## Text section
· · · · · · ·

I've missed this forum. This is the link to my last thread:

http://www.divorcebusting.com/forums/ubbthreads.php?ubb=showflat&Number=2828027#Post2828027

I haven't been able to post much recently because I haven't been feeling well. I thought I had mostly recovered from chronic gastritis but now I developed something called "silent reflux" and it began to affect my ability to breath. I've been on various medications that have side effects, including exhaustion, and most of my energy has been spent just trying to keep up with my job and daughter. Nothing really seems to help. I've tried a complete elimination diet, low acid diet, various combinations of diets. I've seen doctors of various specialties, nutritionists, therapist, etc.. and I just keep getting test-after-test without any real results. Everyone seems to think the trauma from my husband leaving has caused this but I really have no idea. Apparently it's a common condition but I guess I have a severe case.

· · · · · · ·

## Data shown

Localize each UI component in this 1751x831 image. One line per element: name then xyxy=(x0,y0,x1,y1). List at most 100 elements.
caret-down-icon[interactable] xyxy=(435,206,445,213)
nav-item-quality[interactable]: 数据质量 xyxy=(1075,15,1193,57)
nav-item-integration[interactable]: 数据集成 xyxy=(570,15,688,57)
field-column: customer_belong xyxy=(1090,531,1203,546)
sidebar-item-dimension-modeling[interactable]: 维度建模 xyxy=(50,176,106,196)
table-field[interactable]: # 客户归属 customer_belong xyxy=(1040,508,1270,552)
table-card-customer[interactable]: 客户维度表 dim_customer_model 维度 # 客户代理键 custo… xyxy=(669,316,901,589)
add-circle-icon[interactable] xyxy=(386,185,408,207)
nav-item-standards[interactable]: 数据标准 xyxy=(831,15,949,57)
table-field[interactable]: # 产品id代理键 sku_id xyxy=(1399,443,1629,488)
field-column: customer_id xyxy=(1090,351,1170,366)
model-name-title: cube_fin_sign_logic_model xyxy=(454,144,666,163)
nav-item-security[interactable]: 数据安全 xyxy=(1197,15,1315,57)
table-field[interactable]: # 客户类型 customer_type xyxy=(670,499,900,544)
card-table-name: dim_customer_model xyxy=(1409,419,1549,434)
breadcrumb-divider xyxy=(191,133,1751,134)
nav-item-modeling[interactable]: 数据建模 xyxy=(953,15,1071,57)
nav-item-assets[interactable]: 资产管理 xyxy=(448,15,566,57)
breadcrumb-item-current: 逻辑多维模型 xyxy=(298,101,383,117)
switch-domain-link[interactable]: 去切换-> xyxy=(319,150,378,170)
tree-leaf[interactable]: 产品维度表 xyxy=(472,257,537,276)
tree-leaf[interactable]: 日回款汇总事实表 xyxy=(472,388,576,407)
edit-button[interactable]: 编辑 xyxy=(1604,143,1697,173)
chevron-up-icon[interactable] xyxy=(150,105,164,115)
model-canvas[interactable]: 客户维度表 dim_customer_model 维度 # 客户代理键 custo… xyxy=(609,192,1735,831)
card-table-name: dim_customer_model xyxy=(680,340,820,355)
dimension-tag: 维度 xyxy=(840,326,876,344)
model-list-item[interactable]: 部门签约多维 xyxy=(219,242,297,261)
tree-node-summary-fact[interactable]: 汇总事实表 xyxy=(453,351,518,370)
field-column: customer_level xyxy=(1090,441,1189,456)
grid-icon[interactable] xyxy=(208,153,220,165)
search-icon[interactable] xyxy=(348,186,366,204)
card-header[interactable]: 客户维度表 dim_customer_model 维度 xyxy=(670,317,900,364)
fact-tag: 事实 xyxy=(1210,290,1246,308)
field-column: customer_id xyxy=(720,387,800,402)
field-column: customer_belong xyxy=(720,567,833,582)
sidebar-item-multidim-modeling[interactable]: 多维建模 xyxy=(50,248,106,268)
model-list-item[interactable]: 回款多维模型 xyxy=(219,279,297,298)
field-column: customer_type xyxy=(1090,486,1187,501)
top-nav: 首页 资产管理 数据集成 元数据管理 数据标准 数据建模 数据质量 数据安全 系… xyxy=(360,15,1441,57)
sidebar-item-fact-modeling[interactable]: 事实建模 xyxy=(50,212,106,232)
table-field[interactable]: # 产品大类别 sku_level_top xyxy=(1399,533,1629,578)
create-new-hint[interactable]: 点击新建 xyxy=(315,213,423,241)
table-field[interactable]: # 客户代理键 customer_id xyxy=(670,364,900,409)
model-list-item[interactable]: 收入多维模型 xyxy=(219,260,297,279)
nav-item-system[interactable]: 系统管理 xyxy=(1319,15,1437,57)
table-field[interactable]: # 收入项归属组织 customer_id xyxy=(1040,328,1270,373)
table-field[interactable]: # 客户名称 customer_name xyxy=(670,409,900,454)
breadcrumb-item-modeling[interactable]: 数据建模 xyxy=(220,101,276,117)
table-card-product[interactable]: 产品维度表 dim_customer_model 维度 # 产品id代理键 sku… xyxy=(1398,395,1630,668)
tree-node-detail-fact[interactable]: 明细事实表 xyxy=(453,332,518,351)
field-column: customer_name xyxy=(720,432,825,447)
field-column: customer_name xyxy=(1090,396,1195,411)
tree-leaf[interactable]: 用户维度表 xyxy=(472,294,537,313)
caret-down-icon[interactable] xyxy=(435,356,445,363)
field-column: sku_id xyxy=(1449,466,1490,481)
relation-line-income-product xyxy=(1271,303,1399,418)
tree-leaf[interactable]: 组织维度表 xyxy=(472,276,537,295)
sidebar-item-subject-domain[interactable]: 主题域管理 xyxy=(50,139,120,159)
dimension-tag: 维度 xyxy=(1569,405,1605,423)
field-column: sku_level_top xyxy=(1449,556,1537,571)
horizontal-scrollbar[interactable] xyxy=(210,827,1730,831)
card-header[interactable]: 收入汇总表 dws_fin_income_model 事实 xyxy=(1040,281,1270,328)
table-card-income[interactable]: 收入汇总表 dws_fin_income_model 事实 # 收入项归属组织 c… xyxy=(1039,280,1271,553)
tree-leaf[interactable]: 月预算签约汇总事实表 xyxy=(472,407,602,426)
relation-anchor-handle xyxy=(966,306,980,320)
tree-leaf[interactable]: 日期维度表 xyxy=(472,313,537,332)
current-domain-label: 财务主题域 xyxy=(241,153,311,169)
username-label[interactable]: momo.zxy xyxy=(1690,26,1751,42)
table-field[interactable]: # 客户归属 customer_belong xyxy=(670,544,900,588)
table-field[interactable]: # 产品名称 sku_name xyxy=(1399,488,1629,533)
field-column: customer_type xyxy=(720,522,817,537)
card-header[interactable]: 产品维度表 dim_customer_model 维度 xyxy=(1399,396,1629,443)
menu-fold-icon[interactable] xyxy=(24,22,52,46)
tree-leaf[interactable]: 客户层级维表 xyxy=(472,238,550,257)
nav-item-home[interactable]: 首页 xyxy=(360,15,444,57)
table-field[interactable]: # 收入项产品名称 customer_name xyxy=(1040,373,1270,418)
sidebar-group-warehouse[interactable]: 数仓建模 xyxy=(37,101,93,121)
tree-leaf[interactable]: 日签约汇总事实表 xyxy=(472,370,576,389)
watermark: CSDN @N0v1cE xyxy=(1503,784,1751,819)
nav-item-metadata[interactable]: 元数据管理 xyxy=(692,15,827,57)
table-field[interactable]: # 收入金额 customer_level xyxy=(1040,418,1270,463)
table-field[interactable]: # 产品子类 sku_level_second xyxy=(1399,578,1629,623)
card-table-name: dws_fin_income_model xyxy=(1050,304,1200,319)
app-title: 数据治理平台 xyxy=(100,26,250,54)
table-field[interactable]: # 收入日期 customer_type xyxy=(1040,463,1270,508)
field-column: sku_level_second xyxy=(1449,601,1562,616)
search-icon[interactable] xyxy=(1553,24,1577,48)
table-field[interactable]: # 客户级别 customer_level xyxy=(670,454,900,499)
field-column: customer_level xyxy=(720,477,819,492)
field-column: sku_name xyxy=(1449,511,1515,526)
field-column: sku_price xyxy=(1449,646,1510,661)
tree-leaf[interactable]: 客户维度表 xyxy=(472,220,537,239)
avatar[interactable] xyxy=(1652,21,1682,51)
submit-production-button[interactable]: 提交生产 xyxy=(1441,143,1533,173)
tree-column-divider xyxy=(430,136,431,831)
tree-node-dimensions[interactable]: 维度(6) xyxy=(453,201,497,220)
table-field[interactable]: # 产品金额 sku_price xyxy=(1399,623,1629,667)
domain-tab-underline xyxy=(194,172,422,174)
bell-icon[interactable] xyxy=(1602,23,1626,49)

· · · · · · ·

## Task set
1/ Return the stretch of the forum post from "I haven't been able" through "a severe case.", copied word for word.
2/ According to the forum post, why hasn't the writer been able to post much recently? Explain in one to three sentences.
The data is separate material with no connection to the forum post.

## Set of answers
1/
I haven't been able to post much recently because I haven't been feeling well. I thought I had mostly recovered from chronic gastritis but now I developed something called "silent reflux" and it began to affect my ability to breath. I've been on various medications that have side effects, including exhaustion, and most of my energy has been spent just trying to keep up with my job and daughter. Nothing really seems to help. I've tried a complete elimination diet, low acid diet, various combinations of diets. I've seen doctors of various specialties, nutritionists, therapist, etc.. and I just keep getting test-after-test without any real results. Everyone seems to think the trauma from my husband leaving has caused this but I really have no idea. Apparently it's a common condition but I guess I have a severe case.

2/ The writer hasn't been feeling well. After mostly recovering from chronic gastritis, the writer developed "silent reflux," which began to affect breathing.